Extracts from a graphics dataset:
__________
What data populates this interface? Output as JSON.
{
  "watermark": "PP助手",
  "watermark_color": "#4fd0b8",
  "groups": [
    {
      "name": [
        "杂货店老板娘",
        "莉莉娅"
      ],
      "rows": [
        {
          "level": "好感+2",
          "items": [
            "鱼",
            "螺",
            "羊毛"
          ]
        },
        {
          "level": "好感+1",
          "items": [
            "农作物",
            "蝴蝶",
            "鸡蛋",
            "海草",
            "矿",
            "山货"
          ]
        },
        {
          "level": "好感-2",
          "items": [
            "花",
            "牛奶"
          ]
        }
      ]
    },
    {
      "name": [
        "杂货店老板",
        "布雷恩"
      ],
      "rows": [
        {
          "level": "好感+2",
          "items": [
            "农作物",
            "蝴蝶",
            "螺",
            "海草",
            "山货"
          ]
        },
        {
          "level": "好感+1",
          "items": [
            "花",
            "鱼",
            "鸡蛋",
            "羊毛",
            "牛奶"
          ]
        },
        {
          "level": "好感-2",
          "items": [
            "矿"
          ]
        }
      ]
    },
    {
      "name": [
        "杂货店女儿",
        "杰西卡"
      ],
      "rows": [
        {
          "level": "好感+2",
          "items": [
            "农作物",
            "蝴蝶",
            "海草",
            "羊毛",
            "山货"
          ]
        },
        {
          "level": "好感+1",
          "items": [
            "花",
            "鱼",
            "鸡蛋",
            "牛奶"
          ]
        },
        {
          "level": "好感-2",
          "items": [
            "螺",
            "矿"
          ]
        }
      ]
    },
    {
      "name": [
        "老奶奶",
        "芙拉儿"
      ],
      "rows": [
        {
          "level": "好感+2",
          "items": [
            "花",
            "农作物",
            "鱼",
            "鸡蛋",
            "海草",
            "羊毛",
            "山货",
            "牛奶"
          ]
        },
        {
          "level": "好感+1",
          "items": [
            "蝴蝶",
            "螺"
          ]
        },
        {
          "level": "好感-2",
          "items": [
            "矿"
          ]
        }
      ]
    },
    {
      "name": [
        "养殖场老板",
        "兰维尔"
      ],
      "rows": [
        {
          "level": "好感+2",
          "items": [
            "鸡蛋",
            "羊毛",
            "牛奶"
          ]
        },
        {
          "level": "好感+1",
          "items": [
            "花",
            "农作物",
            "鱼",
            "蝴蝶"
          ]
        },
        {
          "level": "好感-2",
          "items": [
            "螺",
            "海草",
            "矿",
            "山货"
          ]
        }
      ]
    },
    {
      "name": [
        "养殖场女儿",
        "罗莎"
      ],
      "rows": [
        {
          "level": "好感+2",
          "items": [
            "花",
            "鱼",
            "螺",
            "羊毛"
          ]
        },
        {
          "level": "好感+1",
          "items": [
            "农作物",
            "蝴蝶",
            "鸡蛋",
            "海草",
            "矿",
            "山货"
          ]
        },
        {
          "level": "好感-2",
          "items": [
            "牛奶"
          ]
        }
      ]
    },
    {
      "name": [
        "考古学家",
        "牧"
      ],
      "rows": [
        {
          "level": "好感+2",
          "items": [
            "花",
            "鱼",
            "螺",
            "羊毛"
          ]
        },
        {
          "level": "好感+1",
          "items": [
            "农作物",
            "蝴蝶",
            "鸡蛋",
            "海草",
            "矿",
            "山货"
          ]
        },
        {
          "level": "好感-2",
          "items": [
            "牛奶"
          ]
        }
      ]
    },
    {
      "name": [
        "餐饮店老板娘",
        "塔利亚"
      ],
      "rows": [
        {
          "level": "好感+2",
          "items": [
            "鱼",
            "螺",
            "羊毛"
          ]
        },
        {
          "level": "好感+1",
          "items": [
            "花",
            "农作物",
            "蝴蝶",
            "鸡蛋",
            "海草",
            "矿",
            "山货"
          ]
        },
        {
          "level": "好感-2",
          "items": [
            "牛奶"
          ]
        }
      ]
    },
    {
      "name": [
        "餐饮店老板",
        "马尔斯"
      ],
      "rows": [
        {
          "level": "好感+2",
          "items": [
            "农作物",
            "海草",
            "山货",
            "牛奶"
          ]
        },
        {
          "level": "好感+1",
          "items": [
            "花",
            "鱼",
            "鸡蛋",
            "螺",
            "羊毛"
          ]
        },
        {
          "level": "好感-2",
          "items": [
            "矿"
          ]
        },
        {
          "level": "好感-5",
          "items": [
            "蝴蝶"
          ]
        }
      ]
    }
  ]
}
__________
Short problem: Copy out the full listing exactly.

Final result:
What data populates this interface? Output as JSON.
{
  "watermark": "PP助手",
  "watermark_color": "#4fd0b8",
  "groups": [
    {
      "name": [
        "杂货店老板娘",
        "莉莉娅"
      ],
      "rows": [
        {
          "level": "好感+2",
          "items": [
            "鱼",
            "螺",
            "羊毛"
          ]
        },
        {
          "level": "好感+1",
          "items": [
            "农作物",
            "蝴蝶",
            "鸡蛋",
            "海草",
            "矿",
            "山货"
          ]
        },
        {
          "level": "好感-2",
          "items": [
            "花",
            "牛奶"
          ]
        }
      ]
    },
    {
      "name": [
        "杂货店老板",
        "布雷恩"
      ],
      "rows": [
        {
          "level": "好感+2",
          "items": [
            "农作物",
            "蝴蝶",
            "螺",
            "海草",
            "山货"
          ]
        },
        {
          "level": "好感+1",
          "items": [
            "花",
            "鱼",
            "鸡蛋",
            "羊毛",
            "牛奶"
          ]
        },
        {
          "level": "好感-2",
          "items": [
            "矿"
          ]
        }
      ]
    },
    {
      "name": [
        "杂货店女儿",
        "杰西卡"
      ],
      "rows": [
        {
          "level": "好感+2",
          "items": [
            "农作物",
            "蝴蝶",
            "海草",
            "羊毛",
            "山货"
          ]
        },
        {
          "level": "好感+1",
          "items": [
            "花",
            "鱼",
            "鸡蛋",
            "牛奶"
          ]
        },
        {
          "level": "好感-2",
          "items": [
            "螺",
            "矿"
          ]
        }
      ]
    },
    {
      "name": [
        "老奶奶",
        "芙拉儿"
      ],
      "rows": [
        {
          "level": "好感+2",
          "items": [
            "花",
            "农作物",
            "鱼",
            "鸡蛋",
            "海草",
            "羊毛",
            "山货",
            "牛奶"
          ]
        },
        {
          "level": "好感+1",
          "items": [
            "蝴蝶",
            "螺"
          ]
        },
        {
          "level": "好感-2",
          "items": [
            "矿"
          ]
        }
      ]
    },
    {
      "name": [
        "养殖场老板",
        "兰维尔"
      ],
      "rows": [
        {
          "level": "好感+2",
          "items": [
            "鸡蛋",
            "羊毛",
            "牛奶"
          ]
        },
        {
          "level": "好感+1",
          "items": [
            "花",
            "农作物",
            "鱼",
            "蝴蝶"
          ]
        },
        {
          "level": "好感-2",
          "items": [
            "螺",
            "海草",
            "矿",
            "山货"
          ]
        }
      ]
    },
    {
      "name": [
        "养殖场女儿",
        "罗莎"
      ],
      "rows": [
        {
          "level": "好感+2",
          "items": [
            "花",
            "鱼",
            "螺",
            "羊毛"
          ]
        },
        {
          "level": "好感+1",
          "items": [
            "农作物",
            "蝴蝶",
            "鸡蛋",
            "海草",
            "矿",
            "山货"
          ]
        },
        {
          "level": "好感-2",
          "items": [
            "牛奶"
          ]
        }
      ]
    },
    {
      "name": [
        "考古学家",
        "牧"
      ],
      "rows": [
        {
          "level": "好感+2",
          "items": [
            "花",
            "鱼",
            "螺",
            "羊毛"
          ]
        },
        {
          "level": "好感+1",
          "items": [
            "农作物",
            "蝴蝶",
            "鸡蛋",
            "海草",
            "矿",
            "山货"
          ]
        },
        {
          "level": "好感-2",
          "items": [
            "牛奶"
          ]
        }
      ]
    },
    {
      "name": [
        "餐饮店老板娘",
        "塔利亚"
      ],
      "rows": [
        {
          "level": "好感+2",
          "items": [
            "鱼",
            "螺",
            "羊毛"
          ]
        },
        {
          "level": "好感+1",
          "items": [
            "花",
            "农作物",
            "蝴蝶",
            "鸡蛋",
            "海草",
            "矿",
            "山货"
          ]
        },
        {
          "level": "好感-2",
          "items": [
            "牛奶"
          ]
        }
      ]
    },
    {
      "name": [
        "餐饮店老板",
        "马尔斯"
      ],
      "rows": [
        {
          "level": "好感+2",
          "items": [
            "农作物",
            "海草",
            "山货",
            "牛奶"
          ]
        },
        {
          "level": "好感+1",
          "items": [
            "花",
            "鱼",
            "鸡蛋",
            "螺",
            "羊毛"
          ]
        },
        {
          "level": "好感-2",
          "items": [
            "矿"
          ]
        },
        {
          "level": "好感-5",
          "items": [
            "蝴蝶"
          ]
        }
      ]
    }
  ]
}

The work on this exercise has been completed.